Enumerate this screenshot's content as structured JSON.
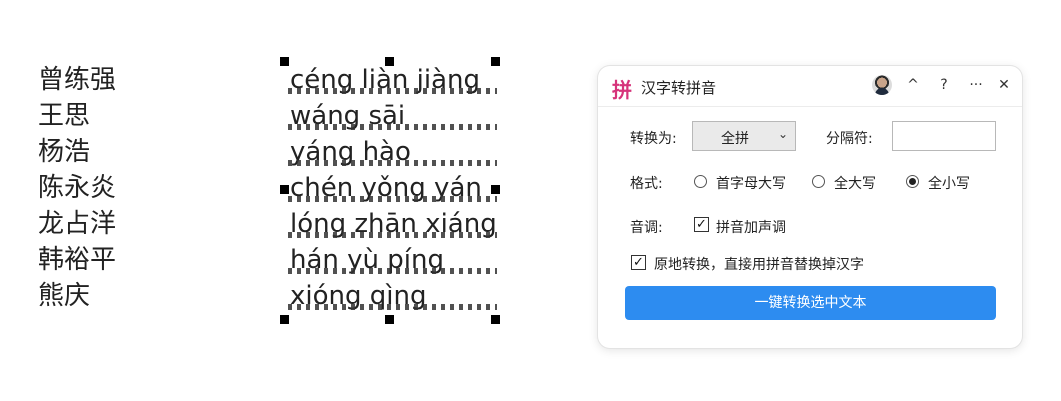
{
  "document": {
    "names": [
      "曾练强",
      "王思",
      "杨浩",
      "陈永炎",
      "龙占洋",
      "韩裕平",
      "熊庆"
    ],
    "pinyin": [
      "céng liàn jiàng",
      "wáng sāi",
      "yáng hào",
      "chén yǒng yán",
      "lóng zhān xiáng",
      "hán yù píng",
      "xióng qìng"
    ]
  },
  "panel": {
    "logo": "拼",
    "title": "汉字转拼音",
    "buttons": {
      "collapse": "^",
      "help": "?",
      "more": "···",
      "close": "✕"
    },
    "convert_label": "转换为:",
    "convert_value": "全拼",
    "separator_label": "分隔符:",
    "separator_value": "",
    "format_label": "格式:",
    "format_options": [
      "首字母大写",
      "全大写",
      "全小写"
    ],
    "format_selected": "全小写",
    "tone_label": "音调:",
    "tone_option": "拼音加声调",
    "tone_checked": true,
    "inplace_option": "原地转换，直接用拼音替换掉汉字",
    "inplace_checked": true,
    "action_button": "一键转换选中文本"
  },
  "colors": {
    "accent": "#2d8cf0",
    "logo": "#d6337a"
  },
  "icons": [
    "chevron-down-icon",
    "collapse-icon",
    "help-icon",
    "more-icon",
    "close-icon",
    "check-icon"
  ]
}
__________
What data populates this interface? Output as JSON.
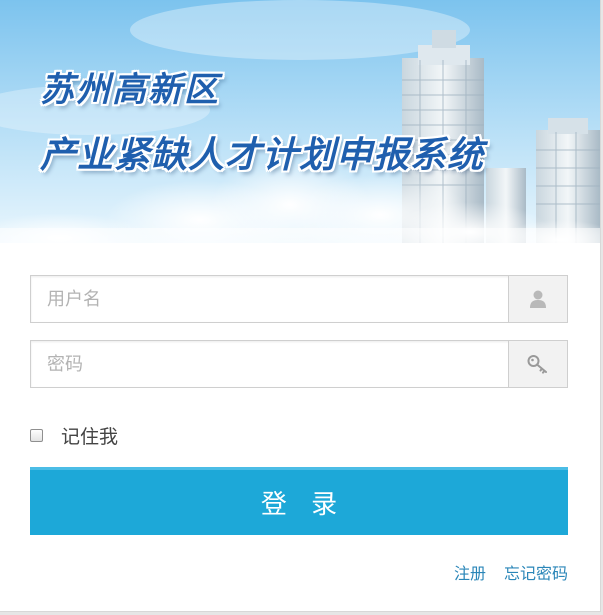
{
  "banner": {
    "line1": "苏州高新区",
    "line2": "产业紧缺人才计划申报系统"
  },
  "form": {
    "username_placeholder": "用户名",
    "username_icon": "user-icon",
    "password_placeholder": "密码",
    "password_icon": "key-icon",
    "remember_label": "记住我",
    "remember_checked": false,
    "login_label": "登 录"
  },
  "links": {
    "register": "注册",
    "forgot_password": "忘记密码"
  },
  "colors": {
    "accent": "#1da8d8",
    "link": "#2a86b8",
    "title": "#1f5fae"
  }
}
__________
◆ What the task requires
Report only how many lines in the records contain the word "this".

◆ Problem solution
2